YOUR TASKS ->
1/ In the passage about Urfa, in what year was the city renamed Sanliurfa?
2/ Recast the records as a Markdown table, taking everything from the line that contains "Point: [97, 683, 120, 698]" down to the line that contains "Point: [114, 667, 136, 681]", both included, with columns No. (the row number) and Entry (the line). Leave out blank lines.

SELECTION ->
We woke up in Urfa, the heat already rising, and gorged ourselves on a huge Turkish breakfast with three kinds of cheese, roast peppers, katmer—a delicious sweet green pancake—honey, eggs with Turkish sausage, olives, cool kaymak, tomatoes, cucumbers, french fries, and a basket of bread that the dutiful waiters insisted on refilling again and again. We started to talk, but our tired conversation was overcome by the TV, which played a selection of the most manufactured US pop, and soon we just ate, and craned our heads around to gaze gap-mouthed at the latest Keisha video.
The city if Urfa is a palimpsest of names and histories stretching back over a eleven thousand years. In 1984 the city was renamed Sanliurfa—Glorious Urfa—in honor of its tenacity in the Turkish War of Independence. Urfa itself was named after the biblical city of Ur, Islamic scholars believing that this was legendary settlement where the prophet Abraham once lived. Before that, Urfa was called as Edessa, a bustling metropolis of the Byzantine Empire.

DATA SECTION ->
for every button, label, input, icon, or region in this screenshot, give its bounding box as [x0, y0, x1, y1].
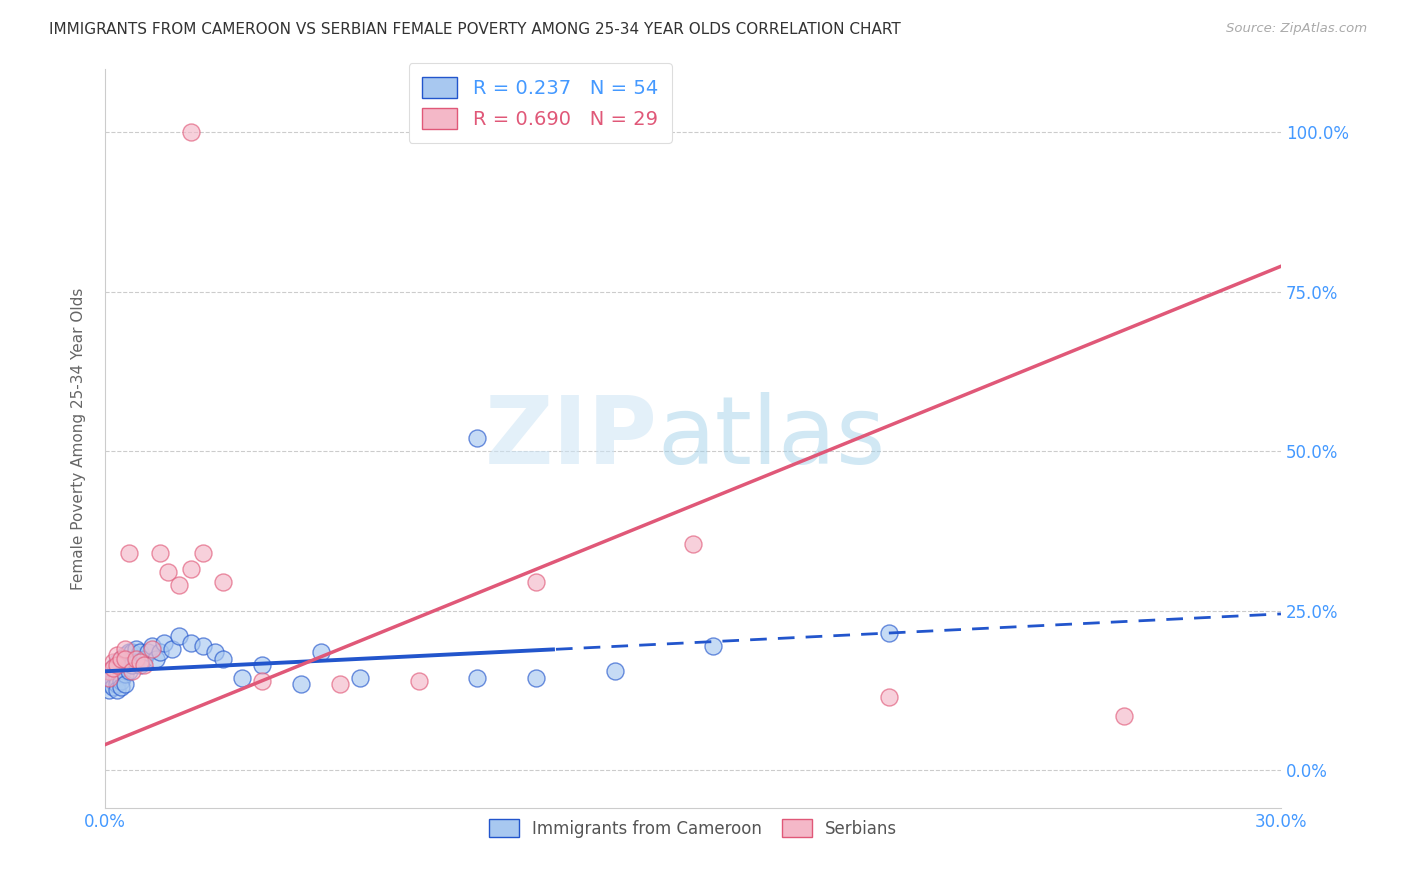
Point: [97, 683, 120, 698]
Point: [125, 642, 148, 657]
Point: [180, 635, 202, 649]
Point: [129, 657, 152, 672]
Point: [114, 677, 136, 691]
Point: [191, 546, 214, 560]
Point: [349, 671, 371, 685]
Point: [105, 661, 128, 675]
Point: [114, 651, 136, 665]
Point: [105, 677, 128, 691]
Point: [110, 667, 132, 681]
Point: [110, 651, 132, 665]
Point: [129, 655, 152, 669]
Point: [114, 657, 136, 672]
Point: [180, 562, 202, 576]
Point: [309, 645, 332, 659]
Point: [408, 673, 430, 688]
Point: [129, 645, 152, 659]
Point: [105, 671, 128, 685]
Point: [117, 645, 139, 659]
Point: [110, 651, 132, 665]
Point: [114, 667, 136, 681]
Point: [134, 657, 156, 672]
Point: [134, 651, 156, 665]
Point: [105, 655, 128, 669]
Point: [467, 671, 489, 685]
Point: [121, 657, 143, 672]
Point: [136, 645, 159, 659]
Point: [145, 651, 167, 665]
Point: [682, 537, 704, 551]
Point: [231, 671, 253, 685]
Point: [1114, 709, 1136, 723]
Point: [117, 665, 139, 679]
Point: [97, 671, 120, 685]
Point: [121, 665, 143, 679]
Point: [250, 673, 273, 688]
Point: [101, 680, 124, 694]
Point: [105, 683, 128, 698]
Point: [101, 667, 124, 681]
Point: [169, 629, 191, 643]
Y-axis label: Female Poverty Among 25-34 Year Olds: Female Poverty Among 25-34 Year Olds: [72, 287, 86, 590]
Point: [211, 651, 233, 665]
Point: [290, 677, 312, 691]
Point: [156, 566, 179, 580]
Point: [524, 574, 547, 589]
Point: [877, 626, 900, 640]
Point: [110, 673, 132, 688]
Point: [603, 665, 626, 679]
Point: [211, 574, 233, 589]
Point: [125, 651, 148, 665]
Point: [329, 677, 352, 691]
Point: [250, 657, 273, 672]
Point: [97, 677, 120, 691]
Point: [105, 657, 128, 672]
Text: atlas: atlas: [658, 392, 886, 484]
Point: [169, 578, 191, 592]
Point: [467, 432, 489, 446]
Point: [114, 648, 136, 663]
Point: [149, 645, 172, 659]
Point: [117, 655, 139, 669]
Point: [702, 639, 724, 653]
Point: [101, 655, 124, 669]
Legend: Immigrants from Cameroon, Serbians: Immigrants from Cameroon, Serbians: [482, 813, 904, 845]
Point: [877, 690, 900, 704]
Point: [97, 671, 120, 685]
Text: Source: ZipAtlas.com: Source: ZipAtlas.com: [1226, 22, 1367, 36]
Point: [105, 648, 128, 663]
Text: ZIP: ZIP: [485, 392, 658, 484]
Point: [97, 665, 120, 679]
Point: [524, 671, 547, 685]
Point: [180, 125, 202, 139]
Point: [114, 642, 136, 657]
Point: [141, 642, 163, 657]
Point: [160, 642, 183, 657]
Point: [117, 546, 139, 560]
Point: [121, 645, 143, 659]
Point: [125, 655, 148, 669]
Point: [149, 546, 172, 560]
Point: [101, 661, 124, 675]
Point: [141, 639, 163, 653]
Point: [101, 661, 124, 675]
Point: [110, 657, 132, 672]
Point: [101, 673, 124, 688]
Point: [191, 639, 214, 653]
Point: [97, 665, 120, 679]
Point: [110, 680, 132, 694]
Point: [152, 635, 174, 649]
Text: IMMIGRANTS FROM CAMEROON VS SERBIAN FEMALE POVERTY AMONG 25-34 YEAR OLDS CORRELA: IMMIGRANTS FROM CAMEROON VS SERBIAN FEMA…: [49, 22, 901, 37]
Point: [204, 645, 226, 659]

EXPECTED RESULTS ->
1/ 1984

2/
| No. | Entry |
|---|---|
| 1 | Point: [97, 683, 120, 698] |
| 2 | Point: [125, 642, 148, 657] |
| 3 | Point: [180, 635, 202, 649] |
| 4 | Point: [129, 657, 152, 672] |
| 5 | Point: [114, 677, 136, 691] |
| 6 | Point: [191, 546, 214, 560] |
| 7 | Point: [349, 671, 371, 685] |
| 8 | Point: [105, 661, 128, 675] |
| 9 | Point: [114, 651, 136, 665] |
| 10 | Point: [105, 677, 128, 691] |
| 11 | Point: [110, 667, 132, 681] |
| 12 | Point: [110, 651, 132, 665] |
| 13 | Point: [129, 655, 152, 669] |
| 14 | Point: [114, 657, 136, 672] |
| 15 | Point: [180, 562, 202, 576] |
| 16 | Point: [309, 645, 332, 659] |
| 17 | Point: [408, 673, 430, 688] |
| 18 | Point: [129, 645, 152, 659] |
| 19 | Point: [105, 671, 128, 685] |
| 20 | Point: [117, 645, 139, 659] |
| 21 | Point: [110, 651, 132, 665] |
| 22 | Point: [114, 667, 136, 681] |